Entries from a dataset:
* * * * * * * * *

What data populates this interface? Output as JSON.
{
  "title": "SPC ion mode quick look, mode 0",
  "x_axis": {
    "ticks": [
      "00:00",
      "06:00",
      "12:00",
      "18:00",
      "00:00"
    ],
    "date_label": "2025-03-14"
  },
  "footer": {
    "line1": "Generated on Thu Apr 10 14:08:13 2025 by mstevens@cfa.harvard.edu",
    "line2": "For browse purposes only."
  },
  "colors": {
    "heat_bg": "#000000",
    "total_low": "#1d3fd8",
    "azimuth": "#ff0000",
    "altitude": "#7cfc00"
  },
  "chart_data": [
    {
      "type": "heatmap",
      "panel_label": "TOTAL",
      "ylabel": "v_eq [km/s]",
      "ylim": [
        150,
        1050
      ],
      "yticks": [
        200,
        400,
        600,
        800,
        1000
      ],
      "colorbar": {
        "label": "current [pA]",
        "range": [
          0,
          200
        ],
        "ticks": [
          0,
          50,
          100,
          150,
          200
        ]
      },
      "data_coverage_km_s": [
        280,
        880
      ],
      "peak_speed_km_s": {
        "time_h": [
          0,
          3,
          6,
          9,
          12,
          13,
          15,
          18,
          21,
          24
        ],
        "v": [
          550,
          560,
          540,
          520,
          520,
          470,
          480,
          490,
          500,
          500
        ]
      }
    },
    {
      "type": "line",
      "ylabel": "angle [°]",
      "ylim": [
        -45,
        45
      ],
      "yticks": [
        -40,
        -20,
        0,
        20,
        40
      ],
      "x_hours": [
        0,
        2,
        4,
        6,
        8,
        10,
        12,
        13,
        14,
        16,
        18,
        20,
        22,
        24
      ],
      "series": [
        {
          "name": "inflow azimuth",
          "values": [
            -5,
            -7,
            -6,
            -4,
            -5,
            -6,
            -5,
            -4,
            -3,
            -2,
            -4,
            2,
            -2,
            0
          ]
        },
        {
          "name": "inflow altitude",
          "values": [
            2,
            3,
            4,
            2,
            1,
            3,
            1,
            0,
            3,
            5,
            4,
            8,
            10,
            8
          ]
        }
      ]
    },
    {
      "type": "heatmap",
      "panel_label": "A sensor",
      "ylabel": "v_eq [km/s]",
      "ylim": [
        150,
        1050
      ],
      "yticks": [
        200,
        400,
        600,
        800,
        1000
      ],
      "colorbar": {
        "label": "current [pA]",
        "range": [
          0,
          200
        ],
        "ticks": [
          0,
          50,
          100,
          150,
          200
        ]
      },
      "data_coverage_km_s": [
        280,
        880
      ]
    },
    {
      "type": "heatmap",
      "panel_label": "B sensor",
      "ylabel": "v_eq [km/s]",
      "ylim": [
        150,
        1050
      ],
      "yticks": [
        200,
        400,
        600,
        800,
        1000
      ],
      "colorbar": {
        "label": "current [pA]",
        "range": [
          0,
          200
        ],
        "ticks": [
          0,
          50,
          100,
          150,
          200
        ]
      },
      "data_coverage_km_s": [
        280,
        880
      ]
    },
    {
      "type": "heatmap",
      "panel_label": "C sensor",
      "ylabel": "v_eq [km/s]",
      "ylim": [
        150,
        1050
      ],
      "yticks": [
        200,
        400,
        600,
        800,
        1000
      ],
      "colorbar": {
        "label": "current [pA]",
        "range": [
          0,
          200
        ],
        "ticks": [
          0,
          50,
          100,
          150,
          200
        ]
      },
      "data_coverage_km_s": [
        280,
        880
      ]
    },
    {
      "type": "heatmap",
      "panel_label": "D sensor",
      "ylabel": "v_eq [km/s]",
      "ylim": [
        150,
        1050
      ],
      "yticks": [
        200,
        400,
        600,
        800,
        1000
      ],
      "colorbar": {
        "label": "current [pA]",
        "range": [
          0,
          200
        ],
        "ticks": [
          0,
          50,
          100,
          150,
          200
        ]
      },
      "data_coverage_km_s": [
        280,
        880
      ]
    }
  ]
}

* * * * * * * * *

What is asked —
Give the data again, exactly as it stands.

Result of the exercise —
What data populates this interface? Output as JSON.
{
  "title": "SPC ion mode quick look, mode 0",
  "x_axis": {
    "ticks": [
      "00:00",
      "06:00",
      "12:00",
      "18:00",
      "00:00"
    ],
    "date_label": "2025-03-14"
  },
  "footer": {
    "line1": "Generated on Thu Apr 10 14:08:13 2025 by mstevens@cfa.harvard.edu",
    "line2": "For browse purposes only."
  },
  "colors": {
    "heat_bg": "#000000",
    "total_low": "#1d3fd8",
    "azimuth": "#ff0000",
    "altitude": "#7cfc00"
  },
  "chart_data": [
    {
      "type": "heatmap",
      "panel_label": "TOTAL",
      "ylabel": "v_eq [km/s]",
      "ylim": [
        150,
        1050
      ],
      "yticks": [
        200,
        400,
        600,
        800,
        1000
      ],
      "colorbar": {
        "label": "current [pA]",
        "range": [
          0,
          200
        ],
        "ticks": [
          0,
          50,
          100,
          150,
          200
        ]
      },
      "data_coverage_km_s": [
        280,
        880
      ],
      "peak_speed_km_s": {
        "time_h": [
          0,
          3,
          6,
          9,
          12,
          13,
          15,
          18,
          21,
          24
        ],
        "v": [
          550,
          560,
          540,
          520,
          520,
          470,
          480,
          490,
          500,
          500
        ]
      }
    },
    {
      "type": "line",
      "ylabel": "angle [°]",
      "ylim": [
        -45,
        45
      ],
      "yticks": [
        -40,
        -20,
        0,
        20,
        40
      ],
      "x_hours": [
        0,
        2,
        4,
        6,
        8,
        10,
        12,
        13,
        14,
        16,
        18,
        20,
        22,
        24
      ],
      "series": [
        {
          "name": "inflow azimuth",
          "values": [
            -5,
            -7,
            -6,
            -4,
            -5,
            -6,
            -5,
            -4,
            -3,
            -2,
            -4,
            2,
            -2,
            0
          ]
        },
        {
          "name": "inflow altitude",
          "values": [
            2,
            3,
            4,
            2,
            1,
            3,
            1,
            0,
            3,
            5,
            4,
            8,
            10,
            8
          ]
        }
      ]
    },
    {
      "type": "heatmap",
      "panel_label": "A sensor",
      "ylabel": "v_eq [km/s]",
      "ylim": [
        150,
        1050
      ],
      "yticks": [
        200,
        400,
        600,
        800,
        1000
      ],
      "colorbar": {
        "label": "current [pA]",
        "range": [
          0,
          200
        ],
        "ticks": [
          0,
          50,
          100,
          150,
          200
        ]
      },
      "data_coverage_km_s": [
        280,
        880
      ]
    },
    {
      "type": "heatmap",
      "panel_label": "B sensor",
      "ylabel": "v_eq [km/s]",
      "ylim": [
        150,
        1050
      ],
      "yticks": [
        200,
        400,
        600,
        800,
        1000
      ],
      "colorbar": {
        "label": "current [pA]",
        "range": [
          0,
          200
        ],
        "ticks": [
          0,
          50,
          100,
          150,
          200
        ]
      },
      "data_coverage_km_s": [
        280,
        880
      ]
    },
    {
      "type": "heatmap",
      "panel_label": "C sensor",
      "ylabel": "v_eq [km/s]",
      "ylim": [
        150,
        1050
      ],
      "yticks": [
        200,
        400,
        600,
        800,
        1000
      ],
      "colorbar": {
        "label": "current [pA]",
        "range": [
          0,
          200
        ],
        "ticks": [
          0,
          50,
          100,
          150,
          200
        ]
      },
      "data_coverage_km_s": [
        280,
        880
      ]
    },
    {
      "type": "heatmap",
      "panel_label": "D sensor",
      "ylabel": "v_eq [km/s]",
      "ylim": [
        150,
        1050
      ],
      "yticks": [
        200,
        400,
        600,
        800,
        1000
      ],
      "colorbar": {
        "label": "current [pA]",
        "range": [
          0,
          200
        ],
        "ticks": [
          0,
          50,
          100,
          150,
          200
        ]
      },
      "data_coverage_km_s": [
        280,
        880
      ]
    }
  ]
}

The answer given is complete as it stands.